[Extracted data entries]
###
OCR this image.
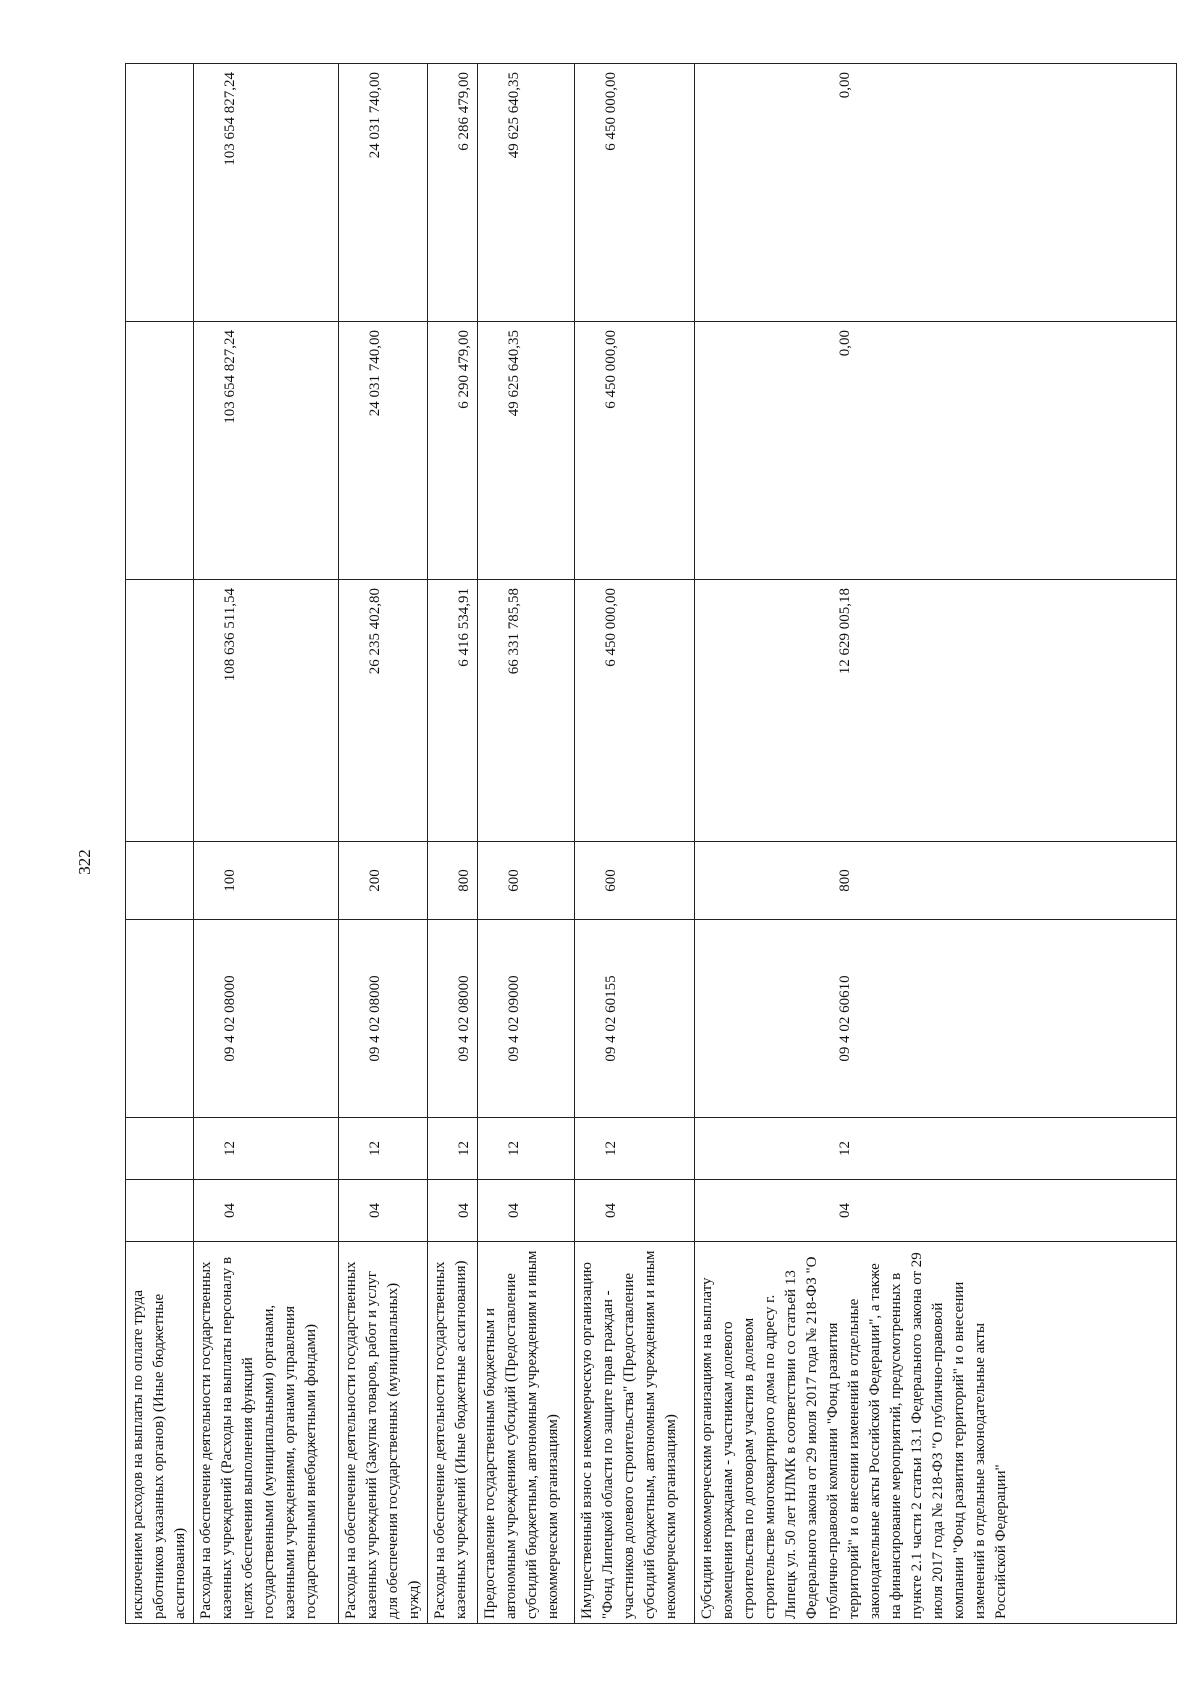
322
исключением расходов на выплаты по оплате труда работников указанных органов) (Иные бюджетные ассигнования)							
Расходы на обеспечение деятельности государственных казенных учреждений (Расходы на выплаты персоналу в целях обеспечения выполнения функций государственными (муниципальными) органами, казенными учреждениями, органами управления государственными внебюджетными фондами)	04	12	09 4 02 08000	100	108 636 511,54	103 654 827,24	103 654 827,24
Расходы на обеспечение деятельности государственных казенных учреждений (Закупка товаров, работ и услуг для обеспечения государственных (муниципальных) нужд)	04	12	09 4 02 08000	200	26 235 402,80	24 031 740,00	24 031 740,00
Расходы на обеспечение деятельности государственных казенных учреждений (Иные бюджетные ассигнования)	04	12	09 4 02 08000	800	6 416 534,91	6 290 479,00	6 286 479,00
Предоставление государственным бюджетным и автономным учреждениям субсидий (Предоставление субсидий бюджетным, автономным учреждениям и иным некоммерческим организациям)	04	12	09 4 02 09000	600	66 331 785,58	49 625 640,35	49 625 640,35
Имущественный взнос в некоммерческую организацию "Фонд Липецкой области по защите прав граждан - участников долевого строительства" (Предоставление субсидий бюджетным, автономным учреждениям и иным некоммерческим организациям)	04	12	09 4 02 60155	600	6 450 000,00	6 450 000,00	6 450 000,00
Субсидии некоммерческим организациям на выплату возмещения гражданам - участникам долевого строительства по договорам участия в долевом строительстве многоквартирного дома по адресу г. Липецк ул. 50 лет НЛМК в соответствии со статьей 13 Федерального закона от 29 июля 2017 года № 218-ФЗ "О публично-правовой компании "Фонд развития территорий" и о внесении изменений в отдельные законодательные акты Российской Федерации", а также на финансирование мероприятий, предусмотренных в пункте 2.1 части 2 статьи 13.1 Федерального закона от 29 июля 2017 года № 218-ФЗ "О публично-правовой компании "Фонд развития территорий" и о внесении изменений в отдельные законодательные акты Российской Федерации"	04	12	09 4 02 60610	800	12 629 005,18	0,00	0,00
###
• **TO DO**
Repeat the listing in full and exactly. Do not include any images.

• **ANSWER IN FULL**
OCR this image.
322
исключением расходов на выплаты по оплате труда работников указанных органов) (Иные бюджетные ассигнования)							
Расходы на обеспечение деятельности государственных казенных учреждений (Расходы на выплаты персоналу в целях обеспечения выполнения функций государственными (муниципальными) органами, казенными учреждениями, органами управления государственными внебюджетными фондами)	04	12	09 4 02 08000	100	108 636 511,54	103 654 827,24	103 654 827,24
Расходы на обеспечение деятельности государственных казенных учреждений (Закупка товаров, работ и услуг для обеспечения государственных (муниципальных) нужд)	04	12	09 4 02 08000	200	26 235 402,80	24 031 740,00	24 031 740,00
Расходы на обеспечение деятельности государственных казенных учреждений (Иные бюджетные ассигнования)	04	12	09 4 02 08000	800	6 416 534,91	6 290 479,00	6 286 479,00
Предоставление государственным бюджетным и автономным учреждениям субсидий (Предоставление субсидий бюджетным, автономным учреждениям и иным некоммерческим организациям)	04	12	09 4 02 09000	600	66 331 785,58	49 625 640,35	49 625 640,35
Имущественный взнос в некоммерческую организацию "Фонд Липецкой области по защите прав граждан - участников долевого строительства" (Предоставление субсидий бюджетным, автономным учреждениям и иным некоммерческим организациям)	04	12	09 4 02 60155	600	6 450 000,00	6 450 000,00	6 450 000,00
Субсидии некоммерческим организациям на выплату возмещения гражданам - участникам долевого строительства по договорам участия в долевом строительстве многоквартирного дома по адресу г. Липецк ул. 50 лет НЛМК в соответствии со статьей 13 Федерального закона от 29 июля 2017 года № 218-ФЗ "О публично-правовой компании "Фонд развития территорий" и о внесении изменений в отдельные законодательные акты Российской Федерации", а также на финансирование мероприятий, предусмотренных в пункте 2.1 части 2 статьи 13.1 Федерального закона от 29 июля 2017 года № 218-ФЗ "О публично-правовой компании "Фонд развития территорий" и о внесении изменений в отдельные законодательные акты Российской Федерации"	04	12	09 4 02 60610	800	12 629 005,18	0,00	0,00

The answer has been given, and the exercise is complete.